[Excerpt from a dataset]

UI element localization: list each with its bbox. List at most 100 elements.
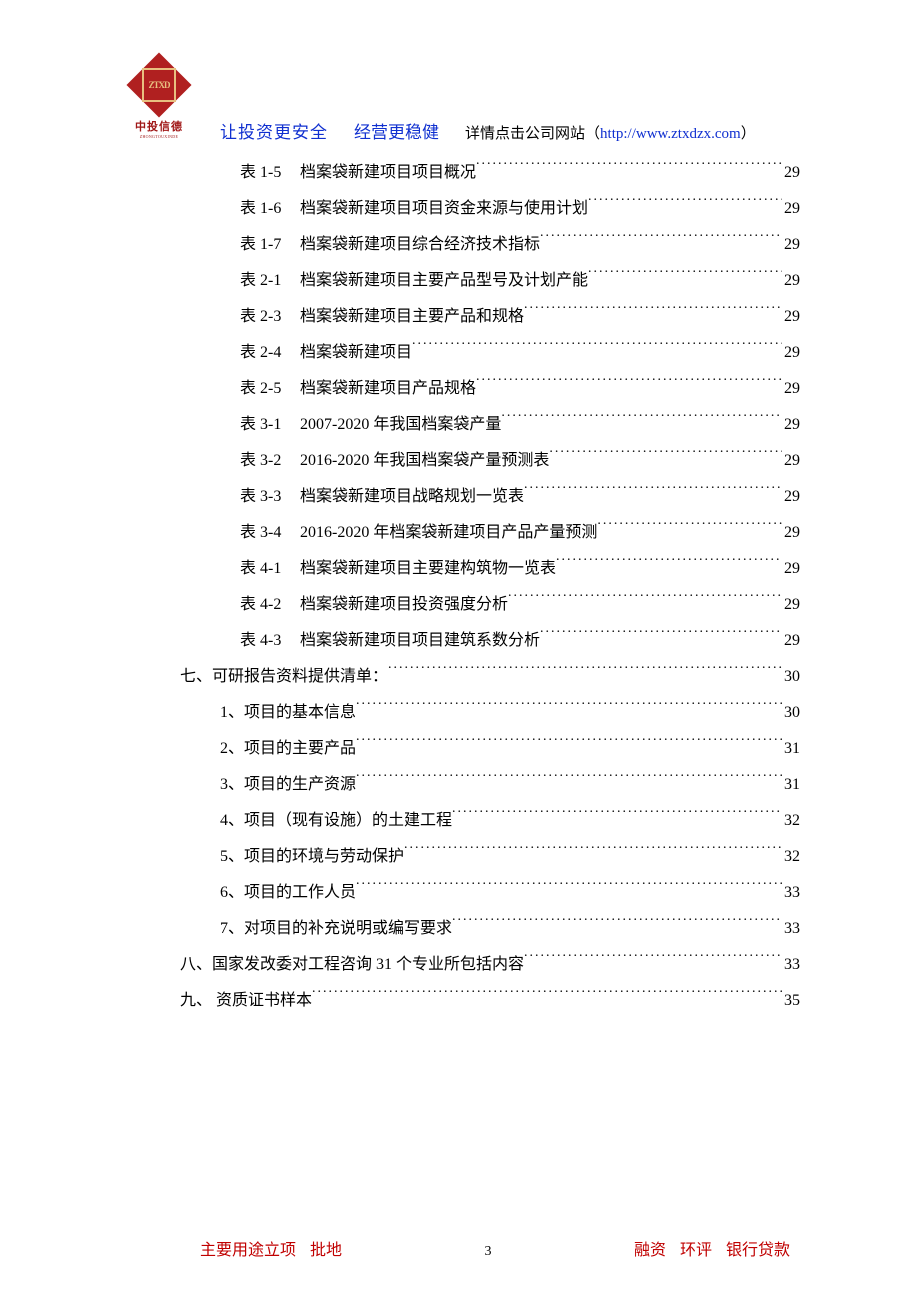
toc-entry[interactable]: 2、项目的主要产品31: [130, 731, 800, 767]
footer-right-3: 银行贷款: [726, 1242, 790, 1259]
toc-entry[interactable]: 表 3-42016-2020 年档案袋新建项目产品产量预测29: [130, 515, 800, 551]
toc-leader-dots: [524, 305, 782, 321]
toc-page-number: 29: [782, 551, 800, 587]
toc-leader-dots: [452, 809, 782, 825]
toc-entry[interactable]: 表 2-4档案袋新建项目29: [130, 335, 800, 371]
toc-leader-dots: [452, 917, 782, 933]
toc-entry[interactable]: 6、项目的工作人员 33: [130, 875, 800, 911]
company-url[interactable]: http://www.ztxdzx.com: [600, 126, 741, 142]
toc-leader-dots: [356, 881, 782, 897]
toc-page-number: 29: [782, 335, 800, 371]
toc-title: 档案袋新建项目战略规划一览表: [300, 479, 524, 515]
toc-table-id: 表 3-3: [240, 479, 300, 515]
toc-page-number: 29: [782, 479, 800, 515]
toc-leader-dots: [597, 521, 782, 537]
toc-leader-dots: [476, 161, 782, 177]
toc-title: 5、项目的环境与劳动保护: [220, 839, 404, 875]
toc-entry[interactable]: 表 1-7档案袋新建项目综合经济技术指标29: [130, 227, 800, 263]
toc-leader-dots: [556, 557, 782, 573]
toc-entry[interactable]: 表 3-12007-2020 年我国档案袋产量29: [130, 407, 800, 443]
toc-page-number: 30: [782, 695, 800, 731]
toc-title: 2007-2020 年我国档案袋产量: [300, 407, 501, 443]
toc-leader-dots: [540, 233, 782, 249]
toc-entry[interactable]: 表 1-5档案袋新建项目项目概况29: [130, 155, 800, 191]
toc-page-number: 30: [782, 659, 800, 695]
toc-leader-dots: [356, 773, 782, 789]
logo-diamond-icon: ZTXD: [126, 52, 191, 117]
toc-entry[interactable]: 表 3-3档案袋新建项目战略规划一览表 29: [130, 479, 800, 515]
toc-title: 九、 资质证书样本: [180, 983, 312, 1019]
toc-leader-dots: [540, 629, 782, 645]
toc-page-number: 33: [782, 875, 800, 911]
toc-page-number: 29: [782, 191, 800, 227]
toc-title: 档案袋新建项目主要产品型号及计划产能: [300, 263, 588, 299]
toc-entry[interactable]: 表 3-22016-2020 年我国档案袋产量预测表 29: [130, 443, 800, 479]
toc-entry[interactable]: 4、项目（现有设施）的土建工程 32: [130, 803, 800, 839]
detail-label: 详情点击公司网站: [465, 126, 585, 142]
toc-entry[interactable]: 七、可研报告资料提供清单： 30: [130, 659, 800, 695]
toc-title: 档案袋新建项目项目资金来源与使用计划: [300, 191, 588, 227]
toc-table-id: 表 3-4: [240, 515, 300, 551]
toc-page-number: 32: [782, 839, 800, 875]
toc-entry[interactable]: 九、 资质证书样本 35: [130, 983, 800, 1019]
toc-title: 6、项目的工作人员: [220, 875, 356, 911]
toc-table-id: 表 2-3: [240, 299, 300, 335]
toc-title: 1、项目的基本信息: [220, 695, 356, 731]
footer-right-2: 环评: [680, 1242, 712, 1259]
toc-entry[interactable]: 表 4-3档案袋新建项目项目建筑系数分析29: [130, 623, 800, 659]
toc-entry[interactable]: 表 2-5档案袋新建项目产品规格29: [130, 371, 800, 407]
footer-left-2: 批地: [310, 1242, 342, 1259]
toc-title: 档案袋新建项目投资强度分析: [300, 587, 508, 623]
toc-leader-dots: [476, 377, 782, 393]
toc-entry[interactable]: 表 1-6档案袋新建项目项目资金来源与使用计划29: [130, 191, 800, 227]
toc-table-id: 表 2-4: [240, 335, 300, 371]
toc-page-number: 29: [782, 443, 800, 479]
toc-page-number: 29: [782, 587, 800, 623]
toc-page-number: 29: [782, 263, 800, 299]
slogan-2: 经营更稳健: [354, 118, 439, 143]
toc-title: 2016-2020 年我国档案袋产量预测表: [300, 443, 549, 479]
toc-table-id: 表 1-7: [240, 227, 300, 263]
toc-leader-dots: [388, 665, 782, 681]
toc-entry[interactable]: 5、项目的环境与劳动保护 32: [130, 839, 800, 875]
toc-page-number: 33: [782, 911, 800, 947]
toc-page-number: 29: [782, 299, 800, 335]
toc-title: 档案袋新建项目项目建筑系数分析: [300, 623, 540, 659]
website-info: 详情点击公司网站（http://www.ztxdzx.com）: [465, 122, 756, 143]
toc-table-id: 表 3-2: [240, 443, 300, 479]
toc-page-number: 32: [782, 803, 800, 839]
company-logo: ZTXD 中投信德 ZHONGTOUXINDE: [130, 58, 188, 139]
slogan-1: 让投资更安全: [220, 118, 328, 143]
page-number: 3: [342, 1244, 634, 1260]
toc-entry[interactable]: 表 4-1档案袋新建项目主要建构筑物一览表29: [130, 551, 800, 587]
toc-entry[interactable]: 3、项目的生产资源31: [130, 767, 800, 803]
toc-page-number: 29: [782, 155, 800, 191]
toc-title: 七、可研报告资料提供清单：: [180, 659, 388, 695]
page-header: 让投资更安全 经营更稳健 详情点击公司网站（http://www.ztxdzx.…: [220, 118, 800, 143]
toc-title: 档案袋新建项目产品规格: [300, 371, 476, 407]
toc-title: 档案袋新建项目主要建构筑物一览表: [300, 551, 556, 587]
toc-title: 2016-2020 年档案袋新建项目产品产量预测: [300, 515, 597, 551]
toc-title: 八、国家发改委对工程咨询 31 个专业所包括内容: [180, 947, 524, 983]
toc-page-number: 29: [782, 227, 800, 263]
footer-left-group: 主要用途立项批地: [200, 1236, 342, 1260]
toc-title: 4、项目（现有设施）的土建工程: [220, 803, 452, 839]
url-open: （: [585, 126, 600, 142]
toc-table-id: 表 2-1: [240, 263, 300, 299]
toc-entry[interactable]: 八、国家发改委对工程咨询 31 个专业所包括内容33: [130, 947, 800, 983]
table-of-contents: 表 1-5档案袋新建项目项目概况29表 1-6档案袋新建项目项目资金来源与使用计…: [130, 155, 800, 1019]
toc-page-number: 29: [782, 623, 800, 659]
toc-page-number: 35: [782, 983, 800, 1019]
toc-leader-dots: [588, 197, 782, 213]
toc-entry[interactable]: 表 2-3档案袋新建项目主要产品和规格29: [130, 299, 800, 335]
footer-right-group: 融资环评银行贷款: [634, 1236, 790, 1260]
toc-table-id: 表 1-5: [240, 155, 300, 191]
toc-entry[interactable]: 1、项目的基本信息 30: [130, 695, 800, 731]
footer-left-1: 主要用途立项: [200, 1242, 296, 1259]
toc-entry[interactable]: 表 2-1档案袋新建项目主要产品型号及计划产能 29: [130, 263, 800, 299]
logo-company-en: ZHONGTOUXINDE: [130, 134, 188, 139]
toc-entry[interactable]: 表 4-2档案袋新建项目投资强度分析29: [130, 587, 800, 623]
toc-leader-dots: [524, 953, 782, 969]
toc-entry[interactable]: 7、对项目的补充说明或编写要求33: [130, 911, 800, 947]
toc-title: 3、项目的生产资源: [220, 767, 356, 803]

==

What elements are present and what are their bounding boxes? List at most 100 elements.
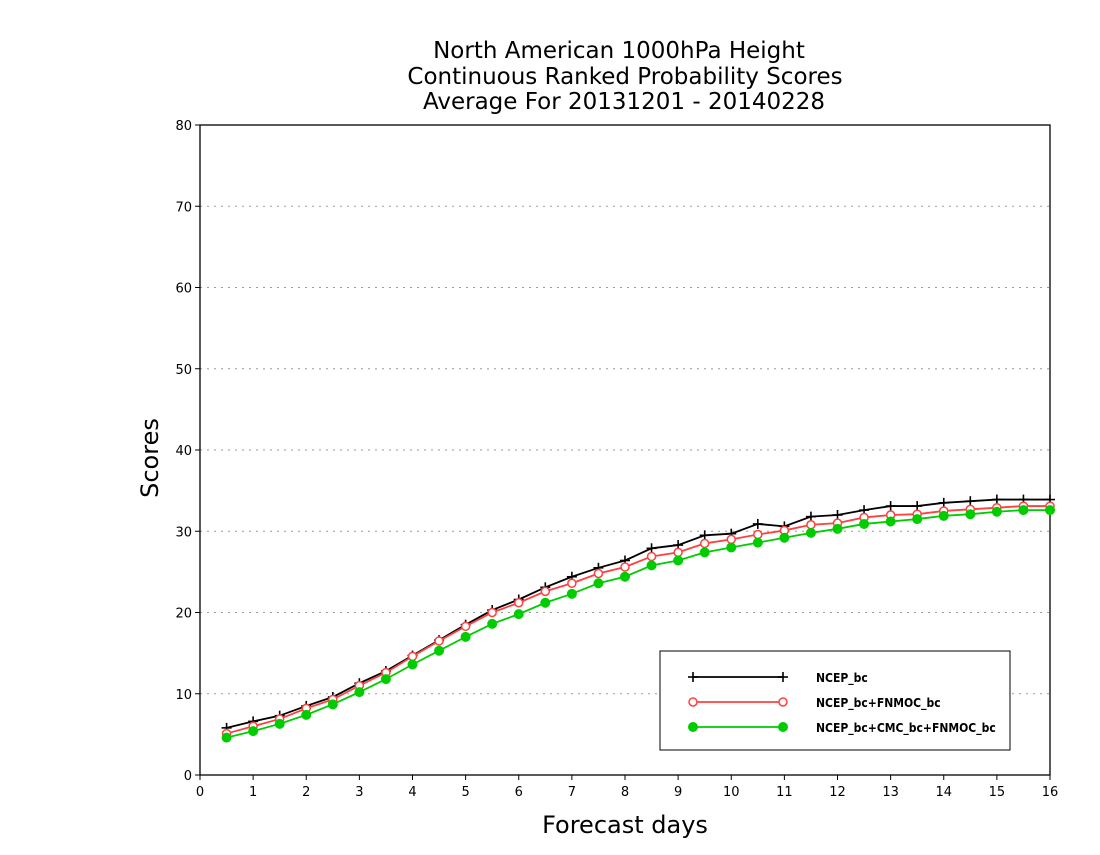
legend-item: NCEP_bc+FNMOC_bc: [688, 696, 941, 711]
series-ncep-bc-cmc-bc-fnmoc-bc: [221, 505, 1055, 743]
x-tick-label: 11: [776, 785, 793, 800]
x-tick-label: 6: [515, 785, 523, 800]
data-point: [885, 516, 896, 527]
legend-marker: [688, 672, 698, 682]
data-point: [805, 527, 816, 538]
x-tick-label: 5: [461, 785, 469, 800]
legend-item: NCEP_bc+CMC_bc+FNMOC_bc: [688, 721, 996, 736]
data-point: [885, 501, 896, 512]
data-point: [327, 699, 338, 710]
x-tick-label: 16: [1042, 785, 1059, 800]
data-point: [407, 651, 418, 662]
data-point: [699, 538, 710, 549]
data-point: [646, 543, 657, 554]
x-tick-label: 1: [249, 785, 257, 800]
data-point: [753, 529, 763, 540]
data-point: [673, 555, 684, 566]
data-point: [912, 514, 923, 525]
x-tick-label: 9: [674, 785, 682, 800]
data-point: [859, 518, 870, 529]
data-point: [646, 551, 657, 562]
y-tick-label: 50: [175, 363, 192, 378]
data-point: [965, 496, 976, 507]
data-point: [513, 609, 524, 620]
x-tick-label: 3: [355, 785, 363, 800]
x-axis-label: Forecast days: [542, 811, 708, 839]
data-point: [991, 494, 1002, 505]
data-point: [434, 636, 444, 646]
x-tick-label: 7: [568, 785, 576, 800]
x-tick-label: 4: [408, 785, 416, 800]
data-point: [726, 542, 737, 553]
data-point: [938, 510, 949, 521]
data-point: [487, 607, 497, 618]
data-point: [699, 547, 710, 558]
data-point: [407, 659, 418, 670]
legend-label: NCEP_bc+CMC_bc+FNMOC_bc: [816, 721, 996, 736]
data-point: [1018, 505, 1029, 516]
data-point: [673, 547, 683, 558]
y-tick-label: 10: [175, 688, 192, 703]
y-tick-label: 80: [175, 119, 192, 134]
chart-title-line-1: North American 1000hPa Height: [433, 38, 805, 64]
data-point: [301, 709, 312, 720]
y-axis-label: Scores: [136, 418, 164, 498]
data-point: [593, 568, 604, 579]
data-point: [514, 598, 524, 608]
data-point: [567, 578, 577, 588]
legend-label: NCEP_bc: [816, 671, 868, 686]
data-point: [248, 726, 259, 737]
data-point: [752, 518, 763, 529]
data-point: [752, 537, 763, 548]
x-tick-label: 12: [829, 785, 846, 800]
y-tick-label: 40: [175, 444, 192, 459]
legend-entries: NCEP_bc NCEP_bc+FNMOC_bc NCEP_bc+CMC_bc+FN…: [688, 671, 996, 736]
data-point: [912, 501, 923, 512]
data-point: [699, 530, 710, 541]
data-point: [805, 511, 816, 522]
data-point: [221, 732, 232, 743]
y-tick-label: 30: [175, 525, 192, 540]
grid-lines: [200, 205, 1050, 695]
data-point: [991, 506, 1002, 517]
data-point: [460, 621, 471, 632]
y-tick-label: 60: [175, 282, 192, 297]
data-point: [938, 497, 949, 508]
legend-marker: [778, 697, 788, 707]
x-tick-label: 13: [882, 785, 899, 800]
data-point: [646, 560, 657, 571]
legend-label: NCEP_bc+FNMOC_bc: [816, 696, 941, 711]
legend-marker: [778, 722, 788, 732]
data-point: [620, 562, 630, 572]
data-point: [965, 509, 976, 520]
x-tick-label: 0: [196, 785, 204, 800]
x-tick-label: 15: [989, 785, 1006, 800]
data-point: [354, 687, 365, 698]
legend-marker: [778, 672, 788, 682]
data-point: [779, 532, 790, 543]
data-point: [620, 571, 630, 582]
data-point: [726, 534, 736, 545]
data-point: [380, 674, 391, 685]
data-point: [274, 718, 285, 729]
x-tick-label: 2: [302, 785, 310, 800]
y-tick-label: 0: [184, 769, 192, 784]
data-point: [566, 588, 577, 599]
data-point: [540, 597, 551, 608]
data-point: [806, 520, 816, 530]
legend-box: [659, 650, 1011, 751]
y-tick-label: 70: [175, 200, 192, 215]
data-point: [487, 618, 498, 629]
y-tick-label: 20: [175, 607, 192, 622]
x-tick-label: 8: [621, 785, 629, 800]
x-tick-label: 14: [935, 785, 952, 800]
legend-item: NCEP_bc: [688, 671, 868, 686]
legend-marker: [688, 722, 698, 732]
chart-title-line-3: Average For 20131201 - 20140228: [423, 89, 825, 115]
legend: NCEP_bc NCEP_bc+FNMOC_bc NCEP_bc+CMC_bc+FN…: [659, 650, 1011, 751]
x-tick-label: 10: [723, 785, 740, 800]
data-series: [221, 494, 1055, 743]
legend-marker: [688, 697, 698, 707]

--

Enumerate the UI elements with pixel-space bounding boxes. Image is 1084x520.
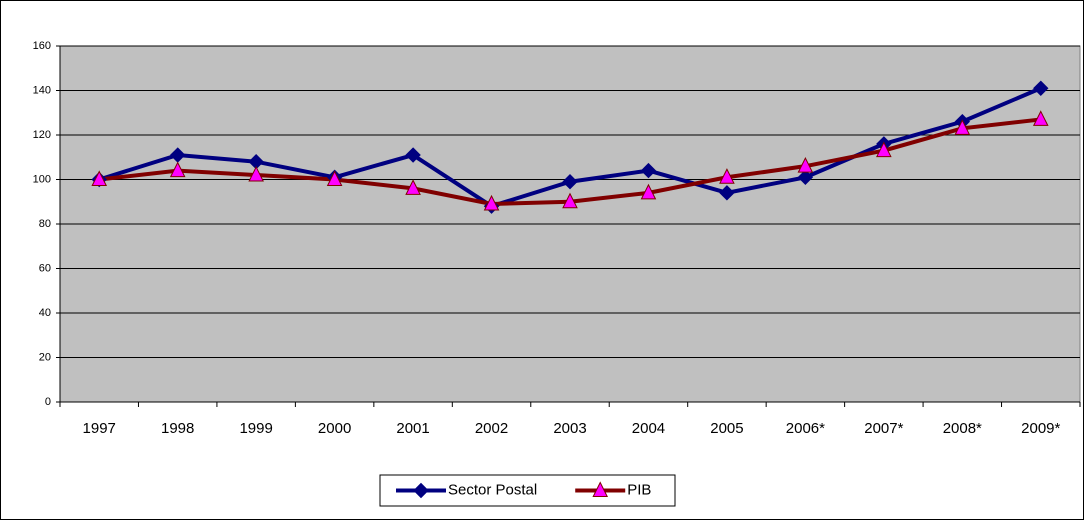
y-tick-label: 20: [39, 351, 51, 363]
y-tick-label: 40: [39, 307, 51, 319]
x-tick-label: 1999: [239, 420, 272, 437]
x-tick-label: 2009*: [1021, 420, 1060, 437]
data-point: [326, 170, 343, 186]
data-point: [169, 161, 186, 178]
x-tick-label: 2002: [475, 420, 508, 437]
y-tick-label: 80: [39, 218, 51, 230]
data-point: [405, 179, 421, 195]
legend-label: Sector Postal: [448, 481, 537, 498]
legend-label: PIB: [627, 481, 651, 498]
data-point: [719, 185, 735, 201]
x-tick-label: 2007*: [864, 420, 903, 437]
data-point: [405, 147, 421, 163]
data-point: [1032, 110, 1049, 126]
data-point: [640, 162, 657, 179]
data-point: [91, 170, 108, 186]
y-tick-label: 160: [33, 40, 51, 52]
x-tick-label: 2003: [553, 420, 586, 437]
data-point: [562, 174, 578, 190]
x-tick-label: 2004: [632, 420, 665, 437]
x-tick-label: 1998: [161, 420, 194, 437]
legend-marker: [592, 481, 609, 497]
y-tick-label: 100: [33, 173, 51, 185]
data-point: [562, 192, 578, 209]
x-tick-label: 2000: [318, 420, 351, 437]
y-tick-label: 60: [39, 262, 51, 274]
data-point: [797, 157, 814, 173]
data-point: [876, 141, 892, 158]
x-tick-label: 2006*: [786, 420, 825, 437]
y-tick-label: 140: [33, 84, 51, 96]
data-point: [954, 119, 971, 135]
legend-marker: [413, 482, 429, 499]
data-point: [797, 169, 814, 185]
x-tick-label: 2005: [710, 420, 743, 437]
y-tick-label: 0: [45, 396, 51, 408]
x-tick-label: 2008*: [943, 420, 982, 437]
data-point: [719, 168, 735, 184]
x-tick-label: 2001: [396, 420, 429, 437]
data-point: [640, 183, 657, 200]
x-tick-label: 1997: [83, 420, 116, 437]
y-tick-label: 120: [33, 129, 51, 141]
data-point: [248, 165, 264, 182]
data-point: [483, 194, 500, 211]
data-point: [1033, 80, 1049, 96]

DIRECTIONS => Output the entries from the line with "y-tick-label: 20: [39, 351, 51, 363]" up to and including the line with "y-tick-label: 0: [45, 396, 51, 408]", copied exactly.

FINAL RESULT =>
y-tick-label: 20: [39, 351, 51, 363]
y-tick-label: 40: [39, 307, 51, 319]
x-tick-label: 1999: [239, 420, 272, 437]
x-tick-label: 2009*: [1021, 420, 1060, 437]
data-point: [326, 170, 343, 186]
data-point: [169, 161, 186, 178]
x-tick-label: 2002: [475, 420, 508, 437]
y-tick-label: 80: [39, 218, 51, 230]
data-point: [405, 179, 421, 195]
legend-label: Sector Postal: [448, 481, 537, 498]
legend-label: PIB: [627, 481, 651, 498]
data-point: [719, 185, 735, 201]
x-tick-label: 2007*: [864, 420, 903, 437]
data-point: [405, 147, 421, 163]
data-point: [1032, 110, 1049, 126]
data-point: [640, 162, 657, 179]
data-point: [91, 170, 108, 186]
y-tick-label: 160: [33, 40, 51, 52]
x-tick-label: 2003: [553, 420, 586, 437]
data-point: [562, 174, 578, 190]
x-tick-label: 2004: [632, 420, 665, 437]
x-tick-label: 1998: [161, 420, 194, 437]
legend-marker: [592, 481, 609, 497]
y-tick-label: 100: [33, 173, 51, 185]
data-point: [562, 192, 578, 209]
x-tick-label: 2000: [318, 420, 351, 437]
y-tick-label: 60: [39, 262, 51, 274]
data-point: [797, 157, 814, 173]
data-point: [876, 141, 892, 158]
x-tick-label: 2006*: [786, 420, 825, 437]
y-tick-label: 140: [33, 84, 51, 96]
data-point: [954, 119, 971, 135]
legend-marker: [413, 482, 429, 499]
data-point: [797, 169, 814, 185]
x-tick-label: 2005: [710, 420, 743, 437]
y-tick-label: 0: [45, 396, 51, 408]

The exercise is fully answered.